* [Job] Leaving out the pictures, retype all the material exactly.

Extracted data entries

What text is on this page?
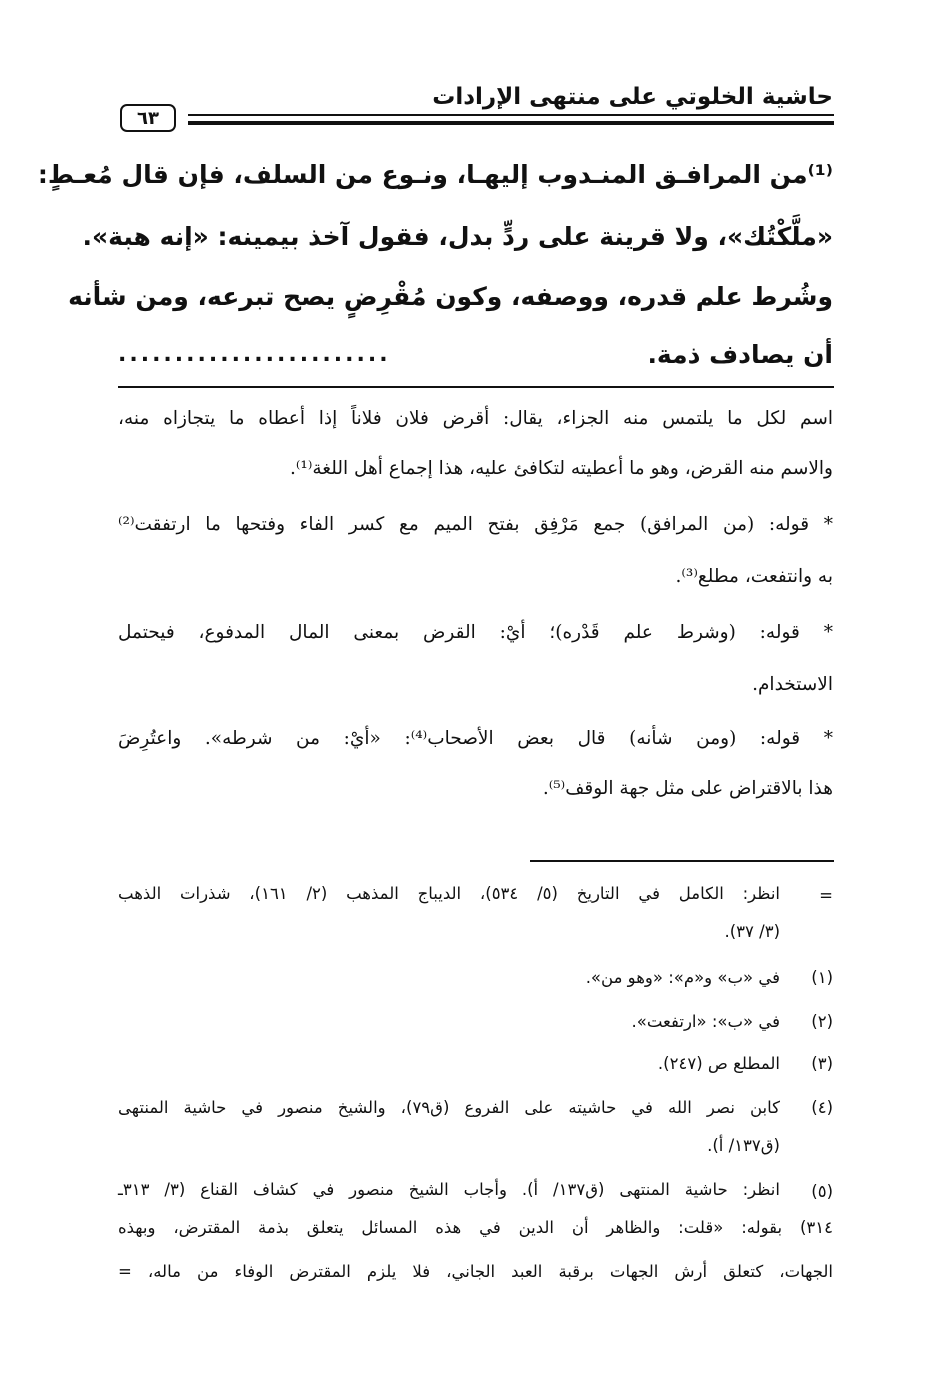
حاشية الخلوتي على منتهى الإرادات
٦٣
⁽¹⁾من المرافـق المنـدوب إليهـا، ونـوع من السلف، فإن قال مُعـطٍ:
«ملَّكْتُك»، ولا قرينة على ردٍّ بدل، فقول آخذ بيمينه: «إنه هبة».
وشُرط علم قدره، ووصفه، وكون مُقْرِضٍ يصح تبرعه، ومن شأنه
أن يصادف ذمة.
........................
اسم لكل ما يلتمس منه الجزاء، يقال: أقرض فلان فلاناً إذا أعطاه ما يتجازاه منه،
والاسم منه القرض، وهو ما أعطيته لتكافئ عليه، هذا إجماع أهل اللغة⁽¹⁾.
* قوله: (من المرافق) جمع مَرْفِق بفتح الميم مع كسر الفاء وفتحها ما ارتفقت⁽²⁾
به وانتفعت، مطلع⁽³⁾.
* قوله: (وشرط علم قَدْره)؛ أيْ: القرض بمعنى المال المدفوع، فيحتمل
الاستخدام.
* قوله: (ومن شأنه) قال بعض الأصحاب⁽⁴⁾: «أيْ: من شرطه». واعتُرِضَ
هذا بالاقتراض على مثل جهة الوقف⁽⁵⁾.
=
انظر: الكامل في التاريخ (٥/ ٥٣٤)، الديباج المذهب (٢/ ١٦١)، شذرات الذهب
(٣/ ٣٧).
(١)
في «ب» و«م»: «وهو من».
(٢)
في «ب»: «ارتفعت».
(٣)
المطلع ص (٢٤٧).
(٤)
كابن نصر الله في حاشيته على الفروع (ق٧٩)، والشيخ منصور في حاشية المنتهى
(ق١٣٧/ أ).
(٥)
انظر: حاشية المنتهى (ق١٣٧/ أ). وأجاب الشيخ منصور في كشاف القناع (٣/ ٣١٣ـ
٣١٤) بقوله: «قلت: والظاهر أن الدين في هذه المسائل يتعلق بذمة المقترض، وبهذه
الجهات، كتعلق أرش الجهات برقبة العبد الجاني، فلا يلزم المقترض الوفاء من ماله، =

* [Solution to this exercise]
What text is on this page?
حاشية الخلوتي على منتهى الإرادات
٦٣
⁽¹⁾من المرافـق المنـدوب إليهـا، ونـوع من السلف، فإن قال مُعـطٍ:
«ملَّكْتُك»، ولا قرينة على ردٍّ بدل، فقول آخذ بيمينه: «إنه هبة».
وشُرط علم قدره، ووصفه، وكون مُقْرِضٍ يصح تبرعه، ومن شأنه
أن يصادف ذمة.
........................
اسم لكل ما يلتمس منه الجزاء، يقال: أقرض فلان فلاناً إذا أعطاه ما يتجازاه منه،
والاسم منه القرض، وهو ما أعطيته لتكافئ عليه، هذا إجماع أهل اللغة⁽¹⁾.
* قوله: (من المرافق) جمع مَرْفِق بفتح الميم مع كسر الفاء وفتحها ما ارتفقت⁽²⁾
به وانتفعت، مطلع⁽³⁾.
* قوله: (وشرط علم قَدْره)؛ أيْ: القرض بمعنى المال المدفوع، فيحتمل
الاستخدام.
* قوله: (ومن شأنه) قال بعض الأصحاب⁽⁴⁾: «أيْ: من شرطه». واعتُرِضَ
هذا بالاقتراض على مثل جهة الوقف⁽⁵⁾.
=
انظر: الكامل في التاريخ (٥/ ٥٣٤)، الديباج المذهب (٢/ ١٦١)، شذرات الذهب
(٣/ ٣٧).
(١)
في «ب» و«م»: «وهو من».
(٢)
في «ب»: «ارتفعت».
(٣)
المطلع ص (٢٤٧).
(٤)
كابن نصر الله في حاشيته على الفروع (ق٧٩)، والشيخ منصور في حاشية المنتهى
(ق١٣٧/ أ).
(٥)
انظر: حاشية المنتهى (ق١٣٧/ أ). وأجاب الشيخ منصور في كشاف القناع (٣/ ٣١٣ـ
٣١٤) بقوله: «قلت: والظاهر أن الدين في هذه المسائل يتعلق بذمة المقترض، وبهذه
الجهات، كتعلق أرش الجهات برقبة العبد الجاني، فلا يلزم المقترض الوفاء من ماله، =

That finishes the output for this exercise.